=== CHALLENGE ===
Each entry below is to be written out exactly, and the pictures are to be left out.

=== Stored records ===

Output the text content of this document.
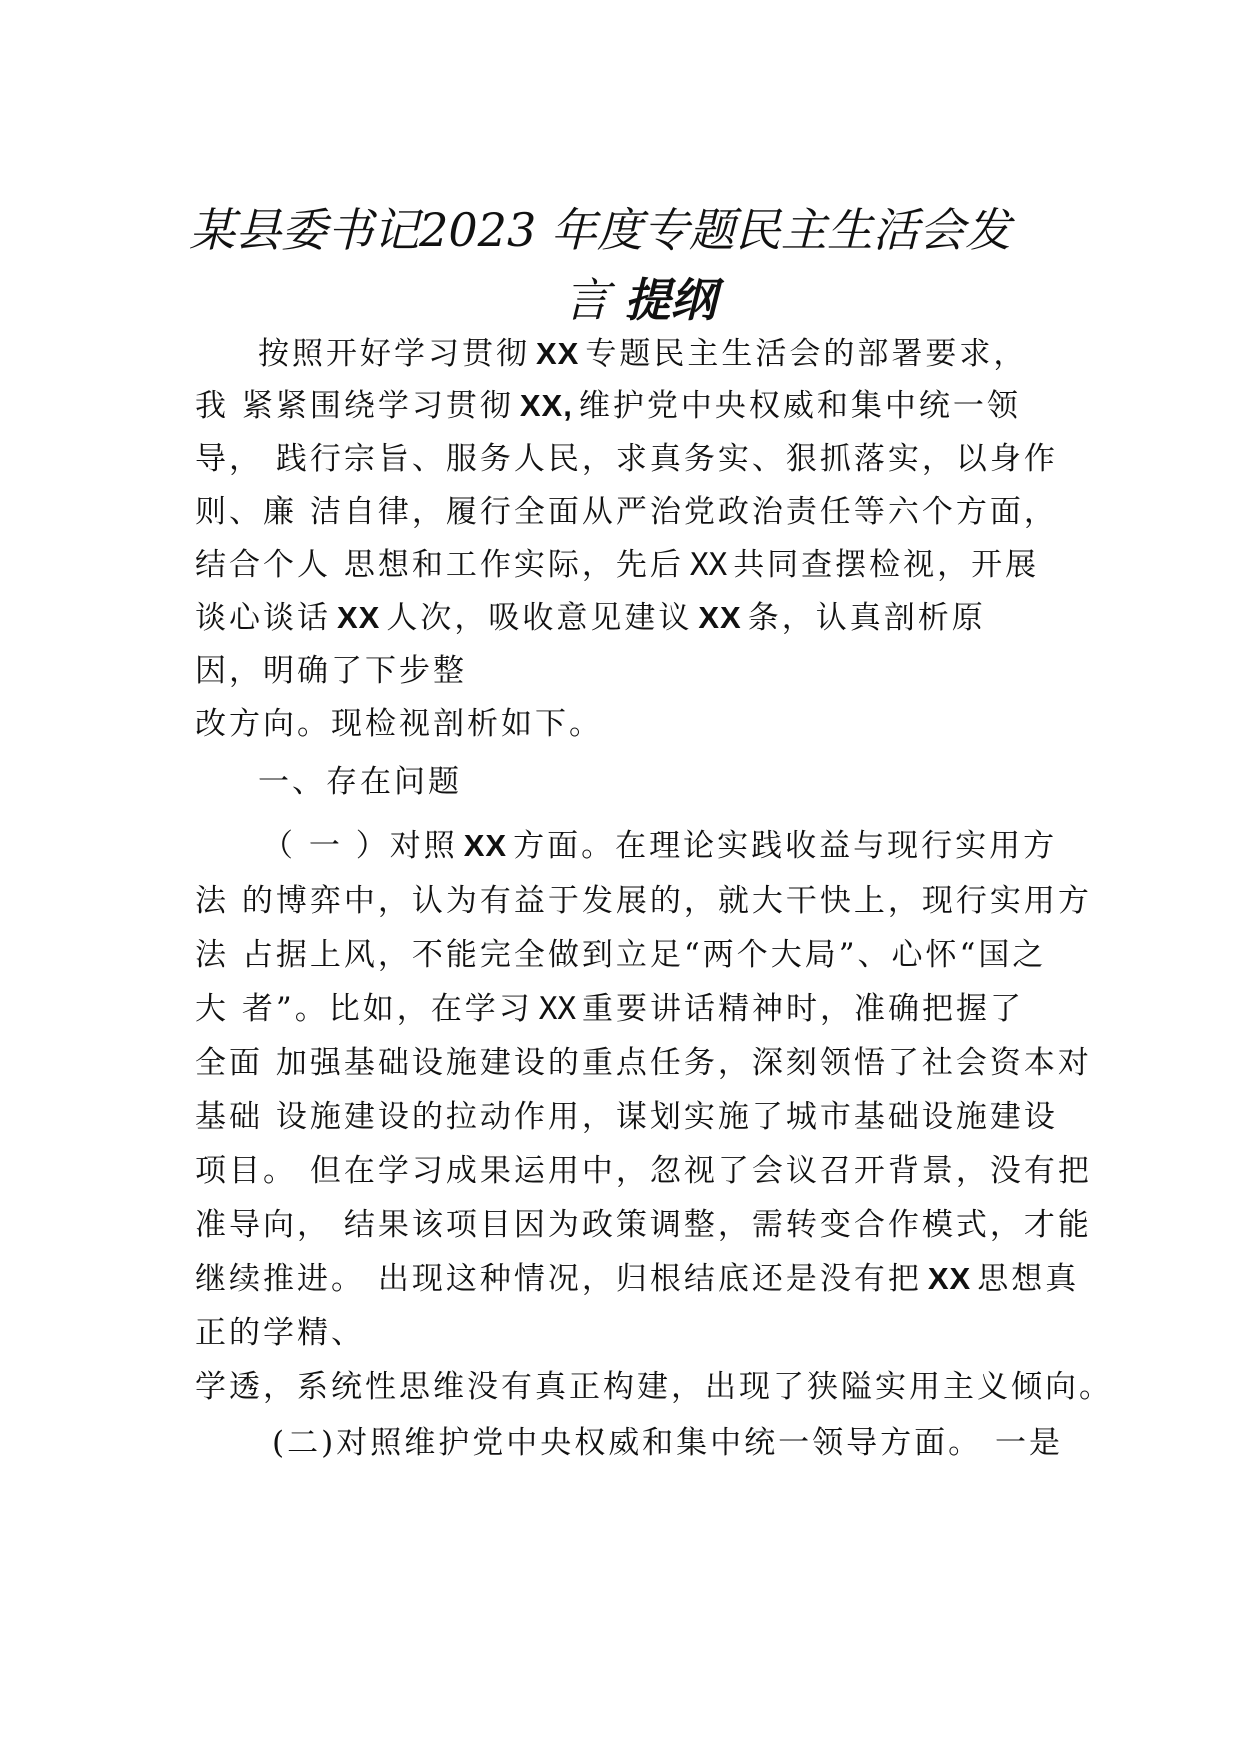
某县委书记2023 年度专题民主生活会发
言 提纲
按照开好学习贯彻 XX 专题民主生活会的部署要求，
我 紧紧围绕学习贯彻 XX, 维护党中央权威和集中统一领
导， 践行宗旨、服务人民，求真务实、狠抓落实，以身作
则、廉 洁自律，履行全面从严治党政治责任等六个方面，
结合个人 思想和工作实际，先后 XX 共同查摆检视，开展
谈心谈话 XX 人次，吸收意见建议 XX 条，认真剖析原
因，明确了下步整
改方向。现检视剖析如下。
一、存在问题
（ 一 ）对照 XX 方面。在理论实践收益与现行实用方
法 的博弈中，认为有益于发展的，就大干快上，现行实用方
法 占据上风，不能完全做到立足“两个大局”、心怀“国之
大 者”。比如，在学习 XX 重要讲话精神时，准确把握了
全面 加强基础设施建设的重点任务，深刻领悟了社会资本对
基础 设施建设的拉动作用，谋划实施了城市基础设施建设
项目。 但在学习成果运用中，忽视了会议召开背景，没有把
准导向， 结果该项目因为政策调整，需转变合作模式，才能
继续推进。 出现这种情况，归根结底还是没有把 XX 思想真
正的学精、
学透，系统性思维没有真正构建，出现了狭隘实用主义倾向。
(二)对照维护党中央权威和集中统一领导方面。 一是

=== ANSWER TO THIS EXERCISE ===
Output the text content of this document.
某县委书记2023 年度专题民主生活会发
言 提纲
按照开好学习贯彻 XX 专题民主生活会的部署要求，
我 紧紧围绕学习贯彻 XX, 维护党中央权威和集中统一领
导， 践行宗旨、服务人民，求真务实、狠抓落实，以身作
则、廉 洁自律，履行全面从严治党政治责任等六个方面，
结合个人 思想和工作实际，先后 XX 共同查摆检视，开展
谈心谈话 XX 人次，吸收意见建议 XX 条，认真剖析原
因，明确了下步整
改方向。现检视剖析如下。
一、存在问题
（ 一 ）对照 XX 方面。在理论实践收益与现行实用方
法 的博弈中，认为有益于发展的，就大干快上，现行实用方
法 占据上风，不能完全做到立足“两个大局”、心怀“国之
大 者”。比如，在学习 XX 重要讲话精神时，准确把握了
全面 加强基础设施建设的重点任务，深刻领悟了社会资本对
基础 设施建设的拉动作用，谋划实施了城市基础设施建设
项目。 但在学习成果运用中，忽视了会议召开背景，没有把
准导向， 结果该项目因为政策调整，需转变合作模式，才能
继续推进。 出现这种情况，归根结底还是没有把 XX 思想真
正的学精、
学透，系统性思维没有真正构建，出现了狭隘实用主义倾向。
(二)对照维护党中央权威和集中统一领导方面。 一是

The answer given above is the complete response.